**WHAT YOU SHOULD DO**
Give the records back in full, exactly as they read.

**RECORD EXTRACTS**
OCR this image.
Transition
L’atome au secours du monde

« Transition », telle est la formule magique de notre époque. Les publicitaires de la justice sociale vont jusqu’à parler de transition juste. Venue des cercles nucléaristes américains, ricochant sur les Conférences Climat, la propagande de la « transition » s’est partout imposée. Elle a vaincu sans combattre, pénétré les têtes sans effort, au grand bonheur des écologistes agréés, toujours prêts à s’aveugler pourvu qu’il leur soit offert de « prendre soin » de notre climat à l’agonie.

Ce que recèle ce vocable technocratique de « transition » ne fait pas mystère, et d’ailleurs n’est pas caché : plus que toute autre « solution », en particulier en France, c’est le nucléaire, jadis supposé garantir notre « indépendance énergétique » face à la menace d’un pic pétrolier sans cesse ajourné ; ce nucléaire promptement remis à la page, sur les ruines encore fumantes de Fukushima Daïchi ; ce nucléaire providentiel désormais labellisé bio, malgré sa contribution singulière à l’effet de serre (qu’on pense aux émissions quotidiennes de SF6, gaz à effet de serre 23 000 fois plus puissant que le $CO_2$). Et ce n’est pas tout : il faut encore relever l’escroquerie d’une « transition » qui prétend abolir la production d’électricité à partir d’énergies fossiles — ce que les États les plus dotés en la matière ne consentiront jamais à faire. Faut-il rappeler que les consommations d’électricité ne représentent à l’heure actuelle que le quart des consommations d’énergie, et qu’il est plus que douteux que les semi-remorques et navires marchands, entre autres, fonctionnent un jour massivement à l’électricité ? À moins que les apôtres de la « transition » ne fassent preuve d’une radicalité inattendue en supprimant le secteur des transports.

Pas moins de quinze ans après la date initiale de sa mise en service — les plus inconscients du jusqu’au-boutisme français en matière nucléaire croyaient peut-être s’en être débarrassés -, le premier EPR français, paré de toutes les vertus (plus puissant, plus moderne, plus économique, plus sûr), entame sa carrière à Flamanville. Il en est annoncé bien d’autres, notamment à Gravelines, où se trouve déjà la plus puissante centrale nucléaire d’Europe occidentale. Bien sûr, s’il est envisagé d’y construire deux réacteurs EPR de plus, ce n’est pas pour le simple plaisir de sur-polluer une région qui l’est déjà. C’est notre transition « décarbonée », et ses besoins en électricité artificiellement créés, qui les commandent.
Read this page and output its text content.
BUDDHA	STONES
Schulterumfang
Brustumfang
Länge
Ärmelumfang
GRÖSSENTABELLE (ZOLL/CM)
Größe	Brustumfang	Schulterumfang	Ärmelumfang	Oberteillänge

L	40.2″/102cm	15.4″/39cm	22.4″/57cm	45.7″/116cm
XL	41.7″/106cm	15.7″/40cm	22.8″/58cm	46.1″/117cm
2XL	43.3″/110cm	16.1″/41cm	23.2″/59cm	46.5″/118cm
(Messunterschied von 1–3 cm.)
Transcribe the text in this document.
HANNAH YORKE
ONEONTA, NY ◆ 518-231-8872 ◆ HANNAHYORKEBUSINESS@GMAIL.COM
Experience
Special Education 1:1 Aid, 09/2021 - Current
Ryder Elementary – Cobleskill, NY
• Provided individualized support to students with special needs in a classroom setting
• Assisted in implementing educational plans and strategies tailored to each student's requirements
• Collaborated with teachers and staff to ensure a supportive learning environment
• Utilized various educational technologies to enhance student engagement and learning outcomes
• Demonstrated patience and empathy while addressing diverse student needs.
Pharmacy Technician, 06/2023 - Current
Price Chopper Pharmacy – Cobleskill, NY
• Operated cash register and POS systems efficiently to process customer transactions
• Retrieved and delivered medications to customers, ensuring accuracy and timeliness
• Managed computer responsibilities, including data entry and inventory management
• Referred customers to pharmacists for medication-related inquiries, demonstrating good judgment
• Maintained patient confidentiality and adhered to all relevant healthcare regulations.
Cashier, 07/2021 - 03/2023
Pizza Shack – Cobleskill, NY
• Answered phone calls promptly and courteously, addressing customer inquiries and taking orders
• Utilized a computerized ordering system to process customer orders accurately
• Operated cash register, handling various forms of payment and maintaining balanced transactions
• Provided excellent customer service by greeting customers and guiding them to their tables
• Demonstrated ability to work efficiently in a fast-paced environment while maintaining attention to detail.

**WRITTEN REPLY**
OCR this image.
Transition
L’atome au secours du monde

« Transition », telle est la formule magique de notre époque. Les publicitaires de la justice sociale vont jusqu’à parler de transition juste. Venue des cercles nucléaristes américains, ricochant sur les Conférences Climat, la propagande de la « transition » s’est partout imposée. Elle a vaincu sans combattre, pénétré les têtes sans effort, au grand bonheur des écologistes agréés, toujours prêts à s’aveugler pourvu qu’il leur soit offert de « prendre soin » de notre climat à l’agonie.

Ce que recèle ce vocable technocratique de « transition » ne fait pas mystère, et d’ailleurs n’est pas caché : plus que toute autre « solution », en particulier en France, c’est le nucléaire, jadis supposé garantir notre « indépendance énergétique » face à la menace d’un pic pétrolier sans cesse ajourné ; ce nucléaire promptement remis à la page, sur les ruines encore fumantes de Fukushima Daïchi ; ce nucléaire providentiel désormais labellisé bio, malgré sa contribution singulière à l’effet de serre (qu’on pense aux émissions quotidiennes de SF6, gaz à effet de serre 23 000 fois plus puissant que le $CO_2$). Et ce n’est pas tout : il faut encore relever l’escroquerie d’une « transition » qui prétend abolir la production d’électricité à partir d’énergies fossiles — ce que les États les plus dotés en la matière ne consentiront jamais à faire. Faut-il rappeler que les consommations d’électricité ne représentent à l’heure actuelle que le quart des consommations d’énergie, et qu’il est plus que douteux que les semi-remorques et navires marchands, entre autres, fonctionnent un jour massivement à l’électricité ? À moins que les apôtres de la « transition » ne fassent preuve d’une radicalité inattendue en supprimant le secteur des transports.

Pas moins de quinze ans après la date initiale de sa mise en service — les plus inconscients du jusqu’au-boutisme français en matière nucléaire croyaient peut-être s’en être débarrassés -, le premier EPR français, paré de toutes les vertus (plus puissant, plus moderne, plus économique, plus sûr), entame sa carrière à Flamanville. Il en est annoncé bien d’autres, notamment à Gravelines, où se trouve déjà la plus puissante centrale nucléaire d’Europe occidentale. Bien sûr, s’il est envisagé d’y construire deux réacteurs EPR de plus, ce n’est pas pour le simple plaisir de sur-polluer une région qui l’est déjà. C’est notre transition « décarbonée », et ses besoins en électricité artificiellement créés, qui les commandent.
Read this page and output its text content.
BUDDHA	STONES
Schulterumfang
Brustumfang
Länge
Ärmelumfang
GRÖSSENTABELLE (ZOLL/CM)
Größe	Brustumfang	Schulterumfang	Ärmelumfang	Oberteillänge

L	40.2″/102cm	15.4″/39cm	22.4″/57cm	45.7″/116cm
XL	41.7″/106cm	15.7″/40cm	22.8″/58cm	46.1″/117cm
2XL	43.3″/110cm	16.1″/41cm	23.2″/59cm	46.5″/118cm
(Messunterschied von 1–3 cm.)
Transcribe the text in this document.
HANNAH YORKE
ONEONTA, NY ◆ 518-231-8872 ◆ HANNAHYORKEBUSINESS@GMAIL.COM
Experience
Special Education 1:1 Aid, 09/2021 - Current
Ryder Elementary – Cobleskill, NY
• Provided individualized support to students with special needs in a classroom setting
• Assisted in implementing educational plans and strategies tailored to each student's requirements
• Collaborated with teachers and staff to ensure a supportive learning environment
• Utilized various educational technologies to enhance student engagement and learning outcomes
• Demonstrated patience and empathy while addressing diverse student needs.
Pharmacy Technician, 06/2023 - Current
Price Chopper Pharmacy – Cobleskill, NY
• Operated cash register and POS systems efficiently to process customer transactions
• Retrieved and delivered medications to customers, ensuring accuracy and timeliness
• Managed computer responsibilities, including data entry and inventory management
• Referred customers to pharmacists for medication-related inquiries, demonstrating good judgment
• Maintained patient confidentiality and adhered to all relevant healthcare regulations.
Cashier, 07/2021 - 03/2023
Pizza Shack – Cobleskill, NY
• Answered phone calls promptly and courteously, addressing customer inquiries and taking orders
• Utilized a computerized ordering system to process customer orders accurately
• Operated cash register, handling various forms of payment and maintaining balanced transactions
• Provided excellent customer service by greeting customers and guiding them to their tables
• Demonstrated ability to work efficiently in a fast-paced environment while maintaining attention to detail.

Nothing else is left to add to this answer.